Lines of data
-*-

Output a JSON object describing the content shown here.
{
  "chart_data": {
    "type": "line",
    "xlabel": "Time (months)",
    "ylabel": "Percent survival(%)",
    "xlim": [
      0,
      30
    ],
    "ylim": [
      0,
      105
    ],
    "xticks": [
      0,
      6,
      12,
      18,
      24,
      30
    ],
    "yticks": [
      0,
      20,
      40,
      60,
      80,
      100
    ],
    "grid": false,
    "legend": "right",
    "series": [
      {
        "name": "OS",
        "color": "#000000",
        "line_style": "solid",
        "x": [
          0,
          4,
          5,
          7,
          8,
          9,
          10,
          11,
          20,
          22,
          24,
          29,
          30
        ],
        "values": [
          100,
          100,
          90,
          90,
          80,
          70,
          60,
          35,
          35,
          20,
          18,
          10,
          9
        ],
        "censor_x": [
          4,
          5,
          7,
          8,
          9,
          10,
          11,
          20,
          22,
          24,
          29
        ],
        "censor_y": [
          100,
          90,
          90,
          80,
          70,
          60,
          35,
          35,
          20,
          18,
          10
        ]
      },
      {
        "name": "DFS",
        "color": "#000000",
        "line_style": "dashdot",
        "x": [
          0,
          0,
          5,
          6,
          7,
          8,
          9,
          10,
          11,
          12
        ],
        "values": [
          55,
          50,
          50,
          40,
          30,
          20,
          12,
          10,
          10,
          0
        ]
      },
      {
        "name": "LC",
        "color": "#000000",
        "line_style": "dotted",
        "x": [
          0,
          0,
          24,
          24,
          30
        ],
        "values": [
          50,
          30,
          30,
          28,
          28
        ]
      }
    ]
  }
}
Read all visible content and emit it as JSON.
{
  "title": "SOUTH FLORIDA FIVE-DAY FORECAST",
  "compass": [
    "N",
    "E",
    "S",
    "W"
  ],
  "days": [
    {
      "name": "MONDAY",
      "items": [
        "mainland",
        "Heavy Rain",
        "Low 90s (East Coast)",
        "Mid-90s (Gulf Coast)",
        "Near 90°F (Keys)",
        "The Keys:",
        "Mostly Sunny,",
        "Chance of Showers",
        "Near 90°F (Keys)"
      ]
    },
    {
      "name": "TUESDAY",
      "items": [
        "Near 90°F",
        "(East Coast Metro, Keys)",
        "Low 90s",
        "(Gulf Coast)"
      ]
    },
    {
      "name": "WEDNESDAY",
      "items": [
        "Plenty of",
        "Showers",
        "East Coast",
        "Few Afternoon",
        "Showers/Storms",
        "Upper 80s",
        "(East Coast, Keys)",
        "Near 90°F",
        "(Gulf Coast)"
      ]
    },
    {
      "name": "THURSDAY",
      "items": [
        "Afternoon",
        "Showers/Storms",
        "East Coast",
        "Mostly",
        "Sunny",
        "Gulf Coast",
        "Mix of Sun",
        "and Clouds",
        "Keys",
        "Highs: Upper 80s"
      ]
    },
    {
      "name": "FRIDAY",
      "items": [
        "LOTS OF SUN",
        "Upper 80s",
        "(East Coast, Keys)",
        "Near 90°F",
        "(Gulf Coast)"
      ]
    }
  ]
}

-*-

What you need to do: Your task is to print the whole listing again exactly.

Response:
Output a JSON object describing the content shown here.
{
  "chart_data": {
    "type": "line",
    "xlabel": "Time (months)",
    "ylabel": "Percent survival(%)",
    "xlim": [
      0,
      30
    ],
    "ylim": [
      0,
      105
    ],
    "xticks": [
      0,
      6,
      12,
      18,
      24,
      30
    ],
    "yticks": [
      0,
      20,
      40,
      60,
      80,
      100
    ],
    "grid": false,
    "legend": "right",
    "series": [
      {
        "name": "OS",
        "color": "#000000",
        "line_style": "solid",
        "x": [
          0,
          4,
          5,
          7,
          8,
          9,
          10,
          11,
          20,
          22,
          24,
          29,
          30
        ],
        "values": [
          100,
          100,
          90,
          90,
          80,
          70,
          60,
          35,
          35,
          20,
          18,
          10,
          9
        ],
        "censor_x": [
          4,
          5,
          7,
          8,
          9,
          10,
          11,
          20,
          22,
          24,
          29
        ],
        "censor_y": [
          100,
          90,
          90,
          80,
          70,
          60,
          35,
          35,
          20,
          18,
          10
        ]
      },
      {
        "name": "DFS",
        "color": "#000000",
        "line_style": "dashdot",
        "x": [
          0,
          0,
          5,
          6,
          7,
          8,
          9,
          10,
          11,
          12
        ],
        "values": [
          55,
          50,
          50,
          40,
          30,
          20,
          12,
          10,
          10,
          0
        ]
      },
      {
        "name": "LC",
        "color": "#000000",
        "line_style": "dotted",
        "x": [
          0,
          0,
          24,
          24,
          30
        ],
        "values": [
          50,
          30,
          30,
          28,
          28
        ]
      }
    ]
  }
}
Read all visible content and emit it as JSON.
{
  "title": "SOUTH FLORIDA FIVE-DAY FORECAST",
  "compass": [
    "N",
    "E",
    "S",
    "W"
  ],
  "days": [
    {
      "name": "MONDAY",
      "items": [
        "mainland",
        "Heavy Rain",
        "Low 90s (East Coast)",
        "Mid-90s (Gulf Coast)",
        "Near 90°F (Keys)",
        "The Keys:",
        "Mostly Sunny,",
        "Chance of Showers",
        "Near 90°F (Keys)"
      ]
    },
    {
      "name": "TUESDAY",
      "items": [
        "Near 90°F",
        "(East Coast Metro, Keys)",
        "Low 90s",
        "(Gulf Coast)"
      ]
    },
    {
      "name": "WEDNESDAY",
      "items": [
        "Plenty of",
        "Showers",
        "East Coast",
        "Few Afternoon",
        "Showers/Storms",
        "Upper 80s",
        "(East Coast, Keys)",
        "Near 90°F",
        "(Gulf Coast)"
      ]
    },
    {
      "name": "THURSDAY",
      "items": [
        "Afternoon",
        "Showers/Storms",
        "East Coast",
        "Mostly",
        "Sunny",
        "Gulf Coast",
        "Mix of Sun",
        "and Clouds",
        "Keys",
        "Highs: Upper 80s"
      ]
    },
    {
      "name": "FRIDAY",
      "items": [
        "LOTS OF SUN",
        "Upper 80s",
        "(East Coast, Keys)",
        "Near 90°F",
        "(Gulf Coast)"
      ]
    }
  ]
}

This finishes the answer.